_GIVEN ENTRIES:_
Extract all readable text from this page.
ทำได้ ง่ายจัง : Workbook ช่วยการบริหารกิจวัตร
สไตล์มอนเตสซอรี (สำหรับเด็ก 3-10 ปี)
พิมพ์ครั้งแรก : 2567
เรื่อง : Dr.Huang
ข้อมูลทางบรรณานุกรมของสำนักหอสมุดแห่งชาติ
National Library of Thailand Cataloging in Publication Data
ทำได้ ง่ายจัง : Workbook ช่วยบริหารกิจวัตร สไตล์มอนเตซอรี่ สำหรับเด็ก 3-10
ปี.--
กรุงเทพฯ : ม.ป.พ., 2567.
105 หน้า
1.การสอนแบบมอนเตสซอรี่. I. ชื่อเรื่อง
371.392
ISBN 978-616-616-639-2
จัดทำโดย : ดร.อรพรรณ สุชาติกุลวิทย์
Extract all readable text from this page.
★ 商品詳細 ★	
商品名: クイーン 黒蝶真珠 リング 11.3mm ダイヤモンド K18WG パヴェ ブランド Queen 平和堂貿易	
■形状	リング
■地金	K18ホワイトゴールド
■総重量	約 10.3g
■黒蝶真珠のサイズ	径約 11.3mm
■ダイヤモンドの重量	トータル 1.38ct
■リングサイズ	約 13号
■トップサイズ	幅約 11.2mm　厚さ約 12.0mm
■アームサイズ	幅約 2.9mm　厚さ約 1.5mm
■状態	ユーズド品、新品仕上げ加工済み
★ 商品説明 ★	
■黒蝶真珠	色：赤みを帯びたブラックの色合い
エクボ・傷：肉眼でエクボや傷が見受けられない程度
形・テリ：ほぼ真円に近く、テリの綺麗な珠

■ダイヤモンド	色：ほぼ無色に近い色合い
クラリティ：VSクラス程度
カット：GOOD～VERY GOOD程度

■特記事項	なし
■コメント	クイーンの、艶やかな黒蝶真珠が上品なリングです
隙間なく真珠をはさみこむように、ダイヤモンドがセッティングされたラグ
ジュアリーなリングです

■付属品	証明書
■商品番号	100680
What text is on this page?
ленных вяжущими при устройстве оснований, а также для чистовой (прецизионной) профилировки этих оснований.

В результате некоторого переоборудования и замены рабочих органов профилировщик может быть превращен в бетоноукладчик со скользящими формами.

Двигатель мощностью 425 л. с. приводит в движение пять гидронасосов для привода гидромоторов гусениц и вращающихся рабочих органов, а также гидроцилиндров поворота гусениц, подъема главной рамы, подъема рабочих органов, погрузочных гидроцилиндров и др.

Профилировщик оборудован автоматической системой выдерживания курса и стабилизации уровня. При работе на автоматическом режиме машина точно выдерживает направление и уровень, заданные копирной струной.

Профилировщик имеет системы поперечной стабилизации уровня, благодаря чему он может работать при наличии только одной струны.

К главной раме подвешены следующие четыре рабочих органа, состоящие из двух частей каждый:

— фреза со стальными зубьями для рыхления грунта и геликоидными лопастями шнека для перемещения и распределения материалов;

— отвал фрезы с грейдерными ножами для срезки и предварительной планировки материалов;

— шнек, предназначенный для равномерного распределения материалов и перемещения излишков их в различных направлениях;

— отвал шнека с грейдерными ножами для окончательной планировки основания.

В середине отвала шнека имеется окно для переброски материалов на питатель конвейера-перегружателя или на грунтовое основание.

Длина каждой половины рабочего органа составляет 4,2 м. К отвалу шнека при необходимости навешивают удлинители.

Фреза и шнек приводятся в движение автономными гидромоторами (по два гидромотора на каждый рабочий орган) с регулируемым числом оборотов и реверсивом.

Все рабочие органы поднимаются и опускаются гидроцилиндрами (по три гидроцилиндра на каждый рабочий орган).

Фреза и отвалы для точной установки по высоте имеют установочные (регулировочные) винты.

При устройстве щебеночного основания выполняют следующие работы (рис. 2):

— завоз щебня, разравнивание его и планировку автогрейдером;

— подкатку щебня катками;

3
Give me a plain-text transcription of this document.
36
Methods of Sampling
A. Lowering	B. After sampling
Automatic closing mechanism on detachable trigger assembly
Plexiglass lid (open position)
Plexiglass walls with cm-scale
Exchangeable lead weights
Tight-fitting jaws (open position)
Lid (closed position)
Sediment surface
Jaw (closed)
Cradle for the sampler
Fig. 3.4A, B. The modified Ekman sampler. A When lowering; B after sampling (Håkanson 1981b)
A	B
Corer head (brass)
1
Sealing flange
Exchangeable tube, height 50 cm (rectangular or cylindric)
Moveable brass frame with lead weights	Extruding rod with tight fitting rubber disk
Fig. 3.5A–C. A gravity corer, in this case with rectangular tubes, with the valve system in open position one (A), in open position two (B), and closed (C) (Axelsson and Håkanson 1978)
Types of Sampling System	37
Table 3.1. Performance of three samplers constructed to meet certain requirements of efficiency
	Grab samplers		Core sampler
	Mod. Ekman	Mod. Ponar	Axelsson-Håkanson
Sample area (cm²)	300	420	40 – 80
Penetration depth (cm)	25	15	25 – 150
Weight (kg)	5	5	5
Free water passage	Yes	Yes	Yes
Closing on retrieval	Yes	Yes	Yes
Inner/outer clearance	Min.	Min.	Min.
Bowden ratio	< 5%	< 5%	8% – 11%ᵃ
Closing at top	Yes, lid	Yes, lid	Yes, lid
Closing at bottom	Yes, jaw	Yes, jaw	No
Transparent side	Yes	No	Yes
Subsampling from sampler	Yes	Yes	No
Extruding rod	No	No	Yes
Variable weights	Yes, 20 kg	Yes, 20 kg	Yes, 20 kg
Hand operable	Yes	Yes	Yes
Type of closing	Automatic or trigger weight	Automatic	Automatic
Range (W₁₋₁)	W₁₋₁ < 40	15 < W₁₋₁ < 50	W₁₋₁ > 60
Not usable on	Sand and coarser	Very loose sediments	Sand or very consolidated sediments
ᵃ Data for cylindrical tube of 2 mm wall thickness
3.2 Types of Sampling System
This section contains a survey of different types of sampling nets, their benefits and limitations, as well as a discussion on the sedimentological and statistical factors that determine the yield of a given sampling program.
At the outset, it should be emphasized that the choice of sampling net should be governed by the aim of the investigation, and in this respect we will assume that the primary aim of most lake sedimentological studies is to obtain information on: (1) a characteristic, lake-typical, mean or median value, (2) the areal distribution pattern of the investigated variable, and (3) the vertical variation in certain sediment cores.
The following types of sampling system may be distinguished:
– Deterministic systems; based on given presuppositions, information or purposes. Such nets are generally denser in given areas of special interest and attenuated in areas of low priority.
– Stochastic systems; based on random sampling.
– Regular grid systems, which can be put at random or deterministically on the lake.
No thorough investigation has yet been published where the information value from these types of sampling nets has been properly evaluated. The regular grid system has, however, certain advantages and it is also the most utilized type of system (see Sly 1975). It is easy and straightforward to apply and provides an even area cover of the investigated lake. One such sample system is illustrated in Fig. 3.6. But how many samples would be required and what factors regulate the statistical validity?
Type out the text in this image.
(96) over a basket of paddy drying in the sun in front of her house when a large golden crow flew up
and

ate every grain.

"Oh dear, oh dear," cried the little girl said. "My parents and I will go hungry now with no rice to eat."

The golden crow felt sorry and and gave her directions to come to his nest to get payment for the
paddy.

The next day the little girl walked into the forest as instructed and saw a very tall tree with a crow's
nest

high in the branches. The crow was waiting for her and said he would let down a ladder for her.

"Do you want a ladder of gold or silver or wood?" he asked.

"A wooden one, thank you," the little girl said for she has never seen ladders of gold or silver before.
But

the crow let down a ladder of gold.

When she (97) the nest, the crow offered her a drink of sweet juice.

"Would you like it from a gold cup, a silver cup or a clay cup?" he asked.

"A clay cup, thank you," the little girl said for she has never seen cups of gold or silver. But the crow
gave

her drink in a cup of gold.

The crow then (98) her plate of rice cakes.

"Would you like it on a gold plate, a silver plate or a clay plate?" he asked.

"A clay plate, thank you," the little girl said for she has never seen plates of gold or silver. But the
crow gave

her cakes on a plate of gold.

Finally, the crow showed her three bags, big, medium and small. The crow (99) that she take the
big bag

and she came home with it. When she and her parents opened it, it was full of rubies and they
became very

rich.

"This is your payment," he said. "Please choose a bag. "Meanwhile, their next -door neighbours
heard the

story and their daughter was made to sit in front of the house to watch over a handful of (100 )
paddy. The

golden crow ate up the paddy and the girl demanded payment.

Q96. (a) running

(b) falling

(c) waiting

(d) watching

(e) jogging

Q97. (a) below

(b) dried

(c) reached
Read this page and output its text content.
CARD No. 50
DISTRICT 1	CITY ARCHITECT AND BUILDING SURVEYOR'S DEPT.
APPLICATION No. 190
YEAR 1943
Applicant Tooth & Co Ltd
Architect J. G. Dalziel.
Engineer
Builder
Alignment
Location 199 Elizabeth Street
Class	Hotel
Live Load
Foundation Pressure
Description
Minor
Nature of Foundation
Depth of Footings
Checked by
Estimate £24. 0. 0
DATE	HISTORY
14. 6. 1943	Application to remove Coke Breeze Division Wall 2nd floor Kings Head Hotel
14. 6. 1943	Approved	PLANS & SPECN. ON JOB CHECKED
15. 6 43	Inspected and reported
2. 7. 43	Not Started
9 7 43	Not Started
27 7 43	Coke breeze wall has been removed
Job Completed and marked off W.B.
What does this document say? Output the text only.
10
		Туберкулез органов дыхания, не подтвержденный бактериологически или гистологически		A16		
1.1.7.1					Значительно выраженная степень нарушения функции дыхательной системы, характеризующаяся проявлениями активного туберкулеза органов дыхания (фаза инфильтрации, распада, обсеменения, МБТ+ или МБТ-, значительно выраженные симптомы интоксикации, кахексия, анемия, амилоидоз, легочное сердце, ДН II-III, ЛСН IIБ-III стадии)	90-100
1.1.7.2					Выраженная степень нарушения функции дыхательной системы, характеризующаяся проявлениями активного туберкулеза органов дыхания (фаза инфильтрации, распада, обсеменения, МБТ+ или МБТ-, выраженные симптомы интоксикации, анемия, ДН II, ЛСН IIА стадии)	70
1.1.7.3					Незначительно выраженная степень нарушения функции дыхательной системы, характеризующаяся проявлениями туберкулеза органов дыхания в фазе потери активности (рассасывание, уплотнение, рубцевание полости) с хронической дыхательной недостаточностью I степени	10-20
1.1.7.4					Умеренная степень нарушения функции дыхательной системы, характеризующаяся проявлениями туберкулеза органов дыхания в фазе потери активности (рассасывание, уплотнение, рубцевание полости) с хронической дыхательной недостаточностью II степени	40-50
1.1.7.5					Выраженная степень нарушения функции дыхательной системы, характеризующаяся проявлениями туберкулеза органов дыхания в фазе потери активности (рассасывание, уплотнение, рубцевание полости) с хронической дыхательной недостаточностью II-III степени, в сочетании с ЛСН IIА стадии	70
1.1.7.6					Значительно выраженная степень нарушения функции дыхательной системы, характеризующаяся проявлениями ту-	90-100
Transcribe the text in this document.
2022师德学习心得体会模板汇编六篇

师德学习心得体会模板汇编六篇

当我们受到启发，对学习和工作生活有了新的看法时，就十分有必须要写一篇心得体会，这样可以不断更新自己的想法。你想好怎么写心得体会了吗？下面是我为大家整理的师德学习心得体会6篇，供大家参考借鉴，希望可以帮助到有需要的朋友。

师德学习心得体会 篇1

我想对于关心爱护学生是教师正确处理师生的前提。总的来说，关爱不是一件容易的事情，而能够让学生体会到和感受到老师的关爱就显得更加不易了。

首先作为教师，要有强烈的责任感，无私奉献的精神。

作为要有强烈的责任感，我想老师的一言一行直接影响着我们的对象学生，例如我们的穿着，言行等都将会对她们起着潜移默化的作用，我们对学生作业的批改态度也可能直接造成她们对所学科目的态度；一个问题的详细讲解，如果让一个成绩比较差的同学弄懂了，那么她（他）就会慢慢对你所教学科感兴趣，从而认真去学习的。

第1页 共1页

_EXERCISE DIRECTIONS:_ From the entries above, extract each line containing "little".

_EXERCISE ANSWER:_
"Oh dear, oh dear," cried the little girl said. "My parents and I will go hungry now with no rice to eat."
The next day the little girl walked into the forest as instructed and saw a very tall tree with a crow's
"A wooden one, thank you," the little girl said for she has never seen ladders of gold or silver before.
"A clay cup, thank you," the little girl said for she has never seen cups of gold or silver. But the crow
"A clay plate, thank you," the little girl said for she has never seen plates of gold or silver. But the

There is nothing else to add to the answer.